** Start of Items **

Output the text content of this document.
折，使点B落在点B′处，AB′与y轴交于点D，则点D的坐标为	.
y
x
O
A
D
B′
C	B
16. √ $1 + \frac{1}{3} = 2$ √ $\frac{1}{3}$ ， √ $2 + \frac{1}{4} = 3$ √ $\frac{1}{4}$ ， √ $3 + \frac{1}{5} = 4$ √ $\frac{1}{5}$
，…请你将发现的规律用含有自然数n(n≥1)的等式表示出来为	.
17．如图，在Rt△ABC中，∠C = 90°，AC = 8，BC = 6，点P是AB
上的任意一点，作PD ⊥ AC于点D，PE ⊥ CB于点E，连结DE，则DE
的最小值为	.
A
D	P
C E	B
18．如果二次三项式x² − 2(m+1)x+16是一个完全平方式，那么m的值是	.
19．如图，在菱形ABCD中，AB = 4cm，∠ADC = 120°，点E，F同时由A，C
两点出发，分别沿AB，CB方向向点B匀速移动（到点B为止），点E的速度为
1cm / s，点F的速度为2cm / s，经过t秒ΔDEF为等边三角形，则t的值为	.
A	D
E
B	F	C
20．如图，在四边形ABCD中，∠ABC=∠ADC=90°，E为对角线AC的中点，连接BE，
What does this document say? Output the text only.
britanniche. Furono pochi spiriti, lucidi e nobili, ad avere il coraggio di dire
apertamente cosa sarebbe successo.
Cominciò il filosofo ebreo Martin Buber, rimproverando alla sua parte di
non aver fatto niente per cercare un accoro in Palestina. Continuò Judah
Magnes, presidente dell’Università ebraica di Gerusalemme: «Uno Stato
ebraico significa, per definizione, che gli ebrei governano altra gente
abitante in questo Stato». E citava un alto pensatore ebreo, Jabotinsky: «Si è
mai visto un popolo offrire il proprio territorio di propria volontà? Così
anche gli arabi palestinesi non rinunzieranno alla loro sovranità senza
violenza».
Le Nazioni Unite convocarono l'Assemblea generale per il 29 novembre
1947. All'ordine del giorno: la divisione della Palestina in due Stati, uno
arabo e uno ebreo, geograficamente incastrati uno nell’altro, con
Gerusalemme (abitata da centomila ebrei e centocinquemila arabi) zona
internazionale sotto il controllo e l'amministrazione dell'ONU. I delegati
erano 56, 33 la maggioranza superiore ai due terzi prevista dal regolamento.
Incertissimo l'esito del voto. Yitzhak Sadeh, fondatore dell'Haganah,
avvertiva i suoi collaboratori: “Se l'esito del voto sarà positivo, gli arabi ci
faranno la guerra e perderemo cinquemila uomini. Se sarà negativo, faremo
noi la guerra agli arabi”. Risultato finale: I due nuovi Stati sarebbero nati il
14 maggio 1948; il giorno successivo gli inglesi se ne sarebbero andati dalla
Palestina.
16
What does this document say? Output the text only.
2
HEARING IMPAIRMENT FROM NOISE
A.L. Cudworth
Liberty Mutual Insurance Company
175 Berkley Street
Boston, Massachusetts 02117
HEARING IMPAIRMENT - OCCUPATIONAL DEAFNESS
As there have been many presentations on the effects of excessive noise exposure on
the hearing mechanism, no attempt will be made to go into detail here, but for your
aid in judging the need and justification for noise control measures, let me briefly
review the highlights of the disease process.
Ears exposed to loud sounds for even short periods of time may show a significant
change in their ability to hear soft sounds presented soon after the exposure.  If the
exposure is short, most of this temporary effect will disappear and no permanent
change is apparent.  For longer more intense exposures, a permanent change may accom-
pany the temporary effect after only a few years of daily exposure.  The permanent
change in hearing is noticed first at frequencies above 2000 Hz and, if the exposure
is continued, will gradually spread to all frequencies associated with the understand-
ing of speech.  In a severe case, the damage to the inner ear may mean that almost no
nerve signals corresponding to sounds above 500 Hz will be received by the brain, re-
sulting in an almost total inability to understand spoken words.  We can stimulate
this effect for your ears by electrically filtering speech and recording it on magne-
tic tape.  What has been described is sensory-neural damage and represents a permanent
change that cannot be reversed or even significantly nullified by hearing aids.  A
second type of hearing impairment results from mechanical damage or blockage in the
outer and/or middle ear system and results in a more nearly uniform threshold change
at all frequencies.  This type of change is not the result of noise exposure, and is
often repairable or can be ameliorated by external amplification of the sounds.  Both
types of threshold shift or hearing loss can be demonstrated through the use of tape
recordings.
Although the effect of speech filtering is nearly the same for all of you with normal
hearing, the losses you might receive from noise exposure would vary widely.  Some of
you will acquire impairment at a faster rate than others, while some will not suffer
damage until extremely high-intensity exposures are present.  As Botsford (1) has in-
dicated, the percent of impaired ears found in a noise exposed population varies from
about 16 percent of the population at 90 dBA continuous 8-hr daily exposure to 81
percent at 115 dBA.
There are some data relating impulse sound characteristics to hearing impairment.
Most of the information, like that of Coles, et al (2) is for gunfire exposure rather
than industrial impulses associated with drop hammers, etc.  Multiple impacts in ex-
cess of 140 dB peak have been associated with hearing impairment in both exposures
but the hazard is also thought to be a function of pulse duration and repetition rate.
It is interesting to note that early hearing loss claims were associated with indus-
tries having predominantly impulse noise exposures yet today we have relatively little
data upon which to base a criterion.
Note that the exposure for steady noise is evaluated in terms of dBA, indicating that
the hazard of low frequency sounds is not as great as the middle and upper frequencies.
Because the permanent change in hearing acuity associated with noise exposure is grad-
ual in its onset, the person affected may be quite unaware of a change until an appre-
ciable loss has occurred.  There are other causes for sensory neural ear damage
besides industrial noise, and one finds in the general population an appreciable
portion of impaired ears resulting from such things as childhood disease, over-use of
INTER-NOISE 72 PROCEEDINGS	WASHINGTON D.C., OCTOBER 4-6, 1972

** End of Items **

**What is expected:** Print back all the lines verbatim.

**Solution for this problem:**
Output the text content of this document.
折，使点B落在点B′处，AB′与y轴交于点D，则点D的坐标为	.
y
x
O
A
D
B′
C	B
16. √ $1 + \frac{1}{3} = 2$ √ $\frac{1}{3}$ ， √ $2 + \frac{1}{4} = 3$ √ $\frac{1}{4}$ ， √ $3 + \frac{1}{5} = 4$ √ $\frac{1}{5}$
，…请你将发现的规律用含有自然数n(n≥1)的等式表示出来为	.
17．如图，在Rt△ABC中，∠C = 90°，AC = 8，BC = 6，点P是AB
上的任意一点，作PD ⊥ AC于点D，PE ⊥ CB于点E，连结DE，则DE
的最小值为	.
A
D	P
C E	B
18．如果二次三项式x² − 2(m+1)x+16是一个完全平方式，那么m的值是	.
19．如图，在菱形ABCD中，AB = 4cm，∠ADC = 120°，点E，F同时由A，C
两点出发，分别沿AB，CB方向向点B匀速移动（到点B为止），点E的速度为
1cm / s，点F的速度为2cm / s，经过t秒ΔDEF为等边三角形，则t的值为	.
A	D
E
B	F	C
20．如图，在四边形ABCD中，∠ABC=∠ADC=90°，E为对角线AC的中点，连接BE，
What does this document say? Output the text only.
britanniche. Furono pochi spiriti, lucidi e nobili, ad avere il coraggio di dire
apertamente cosa sarebbe successo.
Cominciò il filosofo ebreo Martin Buber, rimproverando alla sua parte di
non aver fatto niente per cercare un accoro in Palestina. Continuò Judah
Magnes, presidente dell’Università ebraica di Gerusalemme: «Uno Stato
ebraico significa, per definizione, che gli ebrei governano altra gente
abitante in questo Stato». E citava un alto pensatore ebreo, Jabotinsky: «Si è
mai visto un popolo offrire il proprio territorio di propria volontà? Così
anche gli arabi palestinesi non rinunzieranno alla loro sovranità senza
violenza».
Le Nazioni Unite convocarono l'Assemblea generale per il 29 novembre
1947. All'ordine del giorno: la divisione della Palestina in due Stati, uno
arabo e uno ebreo, geograficamente incastrati uno nell’altro, con
Gerusalemme (abitata da centomila ebrei e centocinquemila arabi) zona
internazionale sotto il controllo e l'amministrazione dell'ONU. I delegati
erano 56, 33 la maggioranza superiore ai due terzi prevista dal regolamento.
Incertissimo l'esito del voto. Yitzhak Sadeh, fondatore dell'Haganah,
avvertiva i suoi collaboratori: “Se l'esito del voto sarà positivo, gli arabi ci
faranno la guerra e perderemo cinquemila uomini. Se sarà negativo, faremo
noi la guerra agli arabi”. Risultato finale: I due nuovi Stati sarebbero nati il
14 maggio 1948; il giorno successivo gli inglesi se ne sarebbero andati dalla
Palestina.
16
What does this document say? Output the text only.
2
HEARING IMPAIRMENT FROM NOISE
A.L. Cudworth
Liberty Mutual Insurance Company
175 Berkley Street
Boston, Massachusetts 02117
HEARING IMPAIRMENT - OCCUPATIONAL DEAFNESS
As there have been many presentations on the effects of excessive noise exposure on
the hearing mechanism, no attempt will be made to go into detail here, but for your
aid in judging the need and justification for noise control measures, let me briefly
review the highlights of the disease process.
Ears exposed to loud sounds for even short periods of time may show a significant
change in their ability to hear soft sounds presented soon after the exposure.  If the
exposure is short, most of this temporary effect will disappear and no permanent
change is apparent.  For longer more intense exposures, a permanent change may accom-
pany the temporary effect after only a few years of daily exposure.  The permanent
change in hearing is noticed first at frequencies above 2000 Hz and, if the exposure
is continued, will gradually spread to all frequencies associated with the understand-
ing of speech.  In a severe case, the damage to the inner ear may mean that almost no
nerve signals corresponding to sounds above 500 Hz will be received by the brain, re-
sulting in an almost total inability to understand spoken words.  We can stimulate
this effect for your ears by electrically filtering speech and recording it on magne-
tic tape.  What has been described is sensory-neural damage and represents a permanent
change that cannot be reversed or even significantly nullified by hearing aids.  A
second type of hearing impairment results from mechanical damage or blockage in the
outer and/or middle ear system and results in a more nearly uniform threshold change
at all frequencies.  This type of change is not the result of noise exposure, and is
often repairable or can be ameliorated by external amplification of the sounds.  Both
types of threshold shift or hearing loss can be demonstrated through the use of tape
recordings.
Although the effect of speech filtering is nearly the same for all of you with normal
hearing, the losses you might receive from noise exposure would vary widely.  Some of
you will acquire impairment at a faster rate than others, while some will not suffer
damage until extremely high-intensity exposures are present.  As Botsford (1) has in-
dicated, the percent of impaired ears found in a noise exposed population varies from
about 16 percent of the population at 90 dBA continuous 8-hr daily exposure to 81
percent at 115 dBA.
There are some data relating impulse sound characteristics to hearing impairment.
Most of the information, like that of Coles, et al (2) is for gunfire exposure rather
than industrial impulses associated with drop hammers, etc.  Multiple impacts in ex-
cess of 140 dB peak have been associated with hearing impairment in both exposures
but the hazard is also thought to be a function of pulse duration and repetition rate.
It is interesting to note that early hearing loss claims were associated with indus-
tries having predominantly impulse noise exposures yet today we have relatively little
data upon which to base a criterion.
Note that the exposure for steady noise is evaluated in terms of dBA, indicating that
the hazard of low frequency sounds is not as great as the middle and upper frequencies.
Because the permanent change in hearing acuity associated with noise exposure is grad-
ual in its onset, the person affected may be quite unaware of a change until an appre-
ciable loss has occurred.  There are other causes for sensory neural ear damage
besides industrial noise, and one finds in the general population an appreciable
portion of impaired ears resulting from such things as childhood disease, over-use of
INTER-NOISE 72 PROCEEDINGS	WASHINGTON D.C., OCTOBER 4-6, 1972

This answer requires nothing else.